TASK TO COMPLETE — Find the lines below that contain the string "сайте". Copy each one.

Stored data
START
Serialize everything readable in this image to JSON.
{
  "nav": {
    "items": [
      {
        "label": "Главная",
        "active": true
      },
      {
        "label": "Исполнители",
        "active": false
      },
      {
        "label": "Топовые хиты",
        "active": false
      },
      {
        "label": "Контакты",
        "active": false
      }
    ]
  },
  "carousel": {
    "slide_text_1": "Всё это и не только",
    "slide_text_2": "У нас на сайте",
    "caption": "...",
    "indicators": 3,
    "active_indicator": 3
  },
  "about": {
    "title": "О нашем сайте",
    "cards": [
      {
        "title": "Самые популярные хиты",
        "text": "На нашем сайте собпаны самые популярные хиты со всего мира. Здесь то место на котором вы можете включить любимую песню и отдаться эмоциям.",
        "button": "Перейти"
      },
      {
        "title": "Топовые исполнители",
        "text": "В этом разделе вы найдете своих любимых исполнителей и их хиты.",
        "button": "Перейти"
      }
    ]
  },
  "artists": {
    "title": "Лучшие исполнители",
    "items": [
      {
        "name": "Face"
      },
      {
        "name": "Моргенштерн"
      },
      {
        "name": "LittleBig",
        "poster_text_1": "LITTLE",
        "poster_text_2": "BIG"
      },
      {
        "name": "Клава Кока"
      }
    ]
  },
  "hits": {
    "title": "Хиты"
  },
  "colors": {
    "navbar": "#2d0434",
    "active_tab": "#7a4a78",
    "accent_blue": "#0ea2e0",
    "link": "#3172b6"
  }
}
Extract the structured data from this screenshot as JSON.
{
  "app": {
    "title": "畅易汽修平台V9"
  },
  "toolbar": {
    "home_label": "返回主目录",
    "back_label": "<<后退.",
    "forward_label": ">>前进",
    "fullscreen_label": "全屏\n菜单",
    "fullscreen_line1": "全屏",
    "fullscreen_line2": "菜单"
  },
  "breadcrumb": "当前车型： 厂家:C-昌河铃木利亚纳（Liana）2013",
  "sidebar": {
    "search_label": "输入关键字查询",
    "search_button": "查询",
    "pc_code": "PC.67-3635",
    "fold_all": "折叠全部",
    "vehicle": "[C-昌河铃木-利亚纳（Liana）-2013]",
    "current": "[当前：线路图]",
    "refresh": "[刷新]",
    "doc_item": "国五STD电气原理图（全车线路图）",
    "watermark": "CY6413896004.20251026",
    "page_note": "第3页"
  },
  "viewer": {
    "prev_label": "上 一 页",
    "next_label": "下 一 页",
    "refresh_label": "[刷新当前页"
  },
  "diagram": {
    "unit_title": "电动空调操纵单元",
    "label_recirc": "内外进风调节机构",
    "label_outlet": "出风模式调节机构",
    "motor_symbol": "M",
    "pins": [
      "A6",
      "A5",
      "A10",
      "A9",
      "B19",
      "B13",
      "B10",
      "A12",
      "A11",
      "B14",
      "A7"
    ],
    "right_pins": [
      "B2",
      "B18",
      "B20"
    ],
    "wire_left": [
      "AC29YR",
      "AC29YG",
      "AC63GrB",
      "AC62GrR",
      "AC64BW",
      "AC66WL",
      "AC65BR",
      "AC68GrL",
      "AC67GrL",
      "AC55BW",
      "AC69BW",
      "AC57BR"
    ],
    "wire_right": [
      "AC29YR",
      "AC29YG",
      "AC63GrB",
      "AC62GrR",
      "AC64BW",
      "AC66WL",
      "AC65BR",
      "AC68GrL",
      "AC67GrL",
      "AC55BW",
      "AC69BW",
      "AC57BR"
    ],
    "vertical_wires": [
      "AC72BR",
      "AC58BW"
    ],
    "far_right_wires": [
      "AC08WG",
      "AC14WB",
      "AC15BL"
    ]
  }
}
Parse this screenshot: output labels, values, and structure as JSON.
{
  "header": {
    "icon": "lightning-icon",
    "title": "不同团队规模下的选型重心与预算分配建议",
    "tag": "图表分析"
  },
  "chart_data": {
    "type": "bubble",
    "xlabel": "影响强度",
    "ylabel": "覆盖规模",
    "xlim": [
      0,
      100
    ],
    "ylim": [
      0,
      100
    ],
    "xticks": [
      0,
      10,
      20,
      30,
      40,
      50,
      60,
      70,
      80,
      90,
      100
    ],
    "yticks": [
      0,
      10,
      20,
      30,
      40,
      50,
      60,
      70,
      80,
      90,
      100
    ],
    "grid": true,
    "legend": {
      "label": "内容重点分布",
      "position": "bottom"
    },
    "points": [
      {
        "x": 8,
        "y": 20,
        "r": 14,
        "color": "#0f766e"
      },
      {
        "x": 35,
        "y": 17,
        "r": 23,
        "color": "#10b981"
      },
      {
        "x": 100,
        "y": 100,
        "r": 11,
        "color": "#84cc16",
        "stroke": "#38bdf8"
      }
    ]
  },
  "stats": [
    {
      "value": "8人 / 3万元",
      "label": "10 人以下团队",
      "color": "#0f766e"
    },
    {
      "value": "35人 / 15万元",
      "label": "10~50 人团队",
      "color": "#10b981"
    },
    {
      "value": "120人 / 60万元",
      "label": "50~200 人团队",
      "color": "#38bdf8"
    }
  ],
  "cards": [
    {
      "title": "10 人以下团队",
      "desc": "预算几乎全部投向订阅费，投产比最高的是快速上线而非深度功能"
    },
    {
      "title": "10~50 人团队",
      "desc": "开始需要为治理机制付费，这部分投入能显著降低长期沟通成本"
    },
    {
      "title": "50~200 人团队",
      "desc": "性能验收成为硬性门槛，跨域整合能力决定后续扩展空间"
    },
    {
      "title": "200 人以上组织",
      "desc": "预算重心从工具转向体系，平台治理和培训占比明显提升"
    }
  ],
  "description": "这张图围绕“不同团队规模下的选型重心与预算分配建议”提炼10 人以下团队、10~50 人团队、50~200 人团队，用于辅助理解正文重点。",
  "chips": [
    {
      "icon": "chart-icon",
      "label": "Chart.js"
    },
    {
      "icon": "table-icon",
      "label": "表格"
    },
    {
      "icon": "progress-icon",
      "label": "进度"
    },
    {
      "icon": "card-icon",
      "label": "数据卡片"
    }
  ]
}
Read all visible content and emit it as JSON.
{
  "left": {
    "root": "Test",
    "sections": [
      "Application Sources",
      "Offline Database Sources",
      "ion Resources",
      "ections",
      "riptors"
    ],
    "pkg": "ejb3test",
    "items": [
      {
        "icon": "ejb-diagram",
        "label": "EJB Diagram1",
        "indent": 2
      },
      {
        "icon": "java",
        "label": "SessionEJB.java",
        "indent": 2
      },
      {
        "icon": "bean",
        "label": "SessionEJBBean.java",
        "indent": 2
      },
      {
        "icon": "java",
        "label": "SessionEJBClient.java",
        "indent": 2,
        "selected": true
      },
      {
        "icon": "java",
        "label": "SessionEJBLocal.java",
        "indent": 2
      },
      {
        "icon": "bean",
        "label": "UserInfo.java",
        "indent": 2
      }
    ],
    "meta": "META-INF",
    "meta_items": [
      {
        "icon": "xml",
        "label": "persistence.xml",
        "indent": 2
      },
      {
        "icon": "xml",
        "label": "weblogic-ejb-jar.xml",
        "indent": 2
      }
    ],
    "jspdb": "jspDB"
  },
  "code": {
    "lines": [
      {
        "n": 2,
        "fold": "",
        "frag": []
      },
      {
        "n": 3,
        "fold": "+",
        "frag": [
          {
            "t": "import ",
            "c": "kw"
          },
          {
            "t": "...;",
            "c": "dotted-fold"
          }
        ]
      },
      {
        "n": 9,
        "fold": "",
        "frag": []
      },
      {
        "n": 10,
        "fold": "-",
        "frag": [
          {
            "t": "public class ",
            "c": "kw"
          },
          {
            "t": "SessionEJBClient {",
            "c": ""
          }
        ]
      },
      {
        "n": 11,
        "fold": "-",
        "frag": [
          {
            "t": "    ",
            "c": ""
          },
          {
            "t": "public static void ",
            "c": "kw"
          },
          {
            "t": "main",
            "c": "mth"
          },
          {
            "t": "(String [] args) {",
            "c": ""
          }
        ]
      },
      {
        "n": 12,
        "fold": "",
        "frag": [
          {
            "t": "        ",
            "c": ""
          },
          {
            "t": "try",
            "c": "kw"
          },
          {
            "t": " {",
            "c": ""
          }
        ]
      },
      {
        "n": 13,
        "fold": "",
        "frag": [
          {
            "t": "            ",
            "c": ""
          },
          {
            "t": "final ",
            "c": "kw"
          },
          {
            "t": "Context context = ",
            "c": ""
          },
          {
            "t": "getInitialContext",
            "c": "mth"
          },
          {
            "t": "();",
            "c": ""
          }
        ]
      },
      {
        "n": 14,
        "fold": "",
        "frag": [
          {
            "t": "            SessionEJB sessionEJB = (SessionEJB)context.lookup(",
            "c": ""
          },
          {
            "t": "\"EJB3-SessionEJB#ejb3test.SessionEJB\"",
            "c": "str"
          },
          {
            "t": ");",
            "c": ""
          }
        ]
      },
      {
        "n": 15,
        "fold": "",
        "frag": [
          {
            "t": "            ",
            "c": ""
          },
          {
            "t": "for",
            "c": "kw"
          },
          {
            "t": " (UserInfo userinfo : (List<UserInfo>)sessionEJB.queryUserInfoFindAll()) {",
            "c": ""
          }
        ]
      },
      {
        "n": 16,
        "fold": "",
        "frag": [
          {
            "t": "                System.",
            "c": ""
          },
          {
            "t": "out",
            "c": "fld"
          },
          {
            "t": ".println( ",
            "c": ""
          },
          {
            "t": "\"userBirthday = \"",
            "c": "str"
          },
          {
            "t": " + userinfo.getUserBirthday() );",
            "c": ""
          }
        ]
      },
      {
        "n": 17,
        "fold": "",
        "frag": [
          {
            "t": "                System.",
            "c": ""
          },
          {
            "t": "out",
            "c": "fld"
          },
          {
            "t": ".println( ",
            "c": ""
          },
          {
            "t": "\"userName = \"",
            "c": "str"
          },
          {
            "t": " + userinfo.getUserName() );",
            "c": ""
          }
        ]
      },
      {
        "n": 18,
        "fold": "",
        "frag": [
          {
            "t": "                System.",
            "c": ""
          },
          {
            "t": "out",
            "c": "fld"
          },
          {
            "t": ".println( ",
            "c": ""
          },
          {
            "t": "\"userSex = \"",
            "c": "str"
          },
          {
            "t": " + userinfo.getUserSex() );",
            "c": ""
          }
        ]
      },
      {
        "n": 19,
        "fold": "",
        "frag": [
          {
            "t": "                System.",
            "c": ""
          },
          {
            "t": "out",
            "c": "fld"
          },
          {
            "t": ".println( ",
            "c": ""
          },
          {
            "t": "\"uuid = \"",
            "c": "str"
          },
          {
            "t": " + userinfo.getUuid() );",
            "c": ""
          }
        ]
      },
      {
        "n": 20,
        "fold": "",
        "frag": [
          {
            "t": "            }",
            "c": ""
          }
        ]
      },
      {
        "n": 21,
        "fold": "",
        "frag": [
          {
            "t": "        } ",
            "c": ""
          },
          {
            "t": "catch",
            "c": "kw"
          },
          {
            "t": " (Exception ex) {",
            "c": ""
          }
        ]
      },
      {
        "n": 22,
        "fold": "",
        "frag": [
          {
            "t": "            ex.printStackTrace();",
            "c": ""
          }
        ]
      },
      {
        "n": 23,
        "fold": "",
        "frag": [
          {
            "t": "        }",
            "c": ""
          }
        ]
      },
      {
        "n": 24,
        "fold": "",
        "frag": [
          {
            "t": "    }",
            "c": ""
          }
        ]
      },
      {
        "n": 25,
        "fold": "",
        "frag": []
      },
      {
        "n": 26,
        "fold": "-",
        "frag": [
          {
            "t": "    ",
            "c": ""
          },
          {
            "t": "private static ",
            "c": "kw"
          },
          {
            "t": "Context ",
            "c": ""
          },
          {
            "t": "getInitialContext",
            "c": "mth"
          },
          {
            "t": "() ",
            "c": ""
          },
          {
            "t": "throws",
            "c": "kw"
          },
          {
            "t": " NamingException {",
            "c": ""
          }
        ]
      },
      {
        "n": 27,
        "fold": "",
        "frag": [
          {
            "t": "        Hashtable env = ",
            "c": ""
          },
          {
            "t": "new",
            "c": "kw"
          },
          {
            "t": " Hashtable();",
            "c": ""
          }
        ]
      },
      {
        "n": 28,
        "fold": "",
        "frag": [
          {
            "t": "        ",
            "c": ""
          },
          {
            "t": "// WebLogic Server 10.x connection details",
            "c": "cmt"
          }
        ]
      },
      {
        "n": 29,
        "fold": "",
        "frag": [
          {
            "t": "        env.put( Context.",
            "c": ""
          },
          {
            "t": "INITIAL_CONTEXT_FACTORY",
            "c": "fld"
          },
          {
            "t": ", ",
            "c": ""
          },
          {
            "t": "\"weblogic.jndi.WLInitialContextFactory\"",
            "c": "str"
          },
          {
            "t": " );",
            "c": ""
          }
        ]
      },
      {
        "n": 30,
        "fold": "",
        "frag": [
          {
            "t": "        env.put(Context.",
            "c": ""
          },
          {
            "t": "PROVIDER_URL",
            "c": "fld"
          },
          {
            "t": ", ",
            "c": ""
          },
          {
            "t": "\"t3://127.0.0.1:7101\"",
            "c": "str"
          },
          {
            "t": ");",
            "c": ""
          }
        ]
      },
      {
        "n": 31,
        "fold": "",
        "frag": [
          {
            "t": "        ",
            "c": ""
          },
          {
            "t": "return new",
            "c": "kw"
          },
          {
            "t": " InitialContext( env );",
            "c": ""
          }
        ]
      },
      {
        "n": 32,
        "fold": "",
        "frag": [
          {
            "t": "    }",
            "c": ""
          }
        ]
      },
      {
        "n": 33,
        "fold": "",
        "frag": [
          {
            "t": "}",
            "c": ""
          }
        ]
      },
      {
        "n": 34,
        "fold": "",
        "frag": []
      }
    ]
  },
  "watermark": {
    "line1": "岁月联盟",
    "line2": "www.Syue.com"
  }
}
END
RESULT FOR THIS TASK —
    "slide_text_2": "У нас на сайте",
    "title": "О нашем сайте",
        "text": "На нашем сайте собпаны самые популярные хиты со всего мира. Здесь то место на котором вы можете включить любимую песню и отдаться эмоциям.",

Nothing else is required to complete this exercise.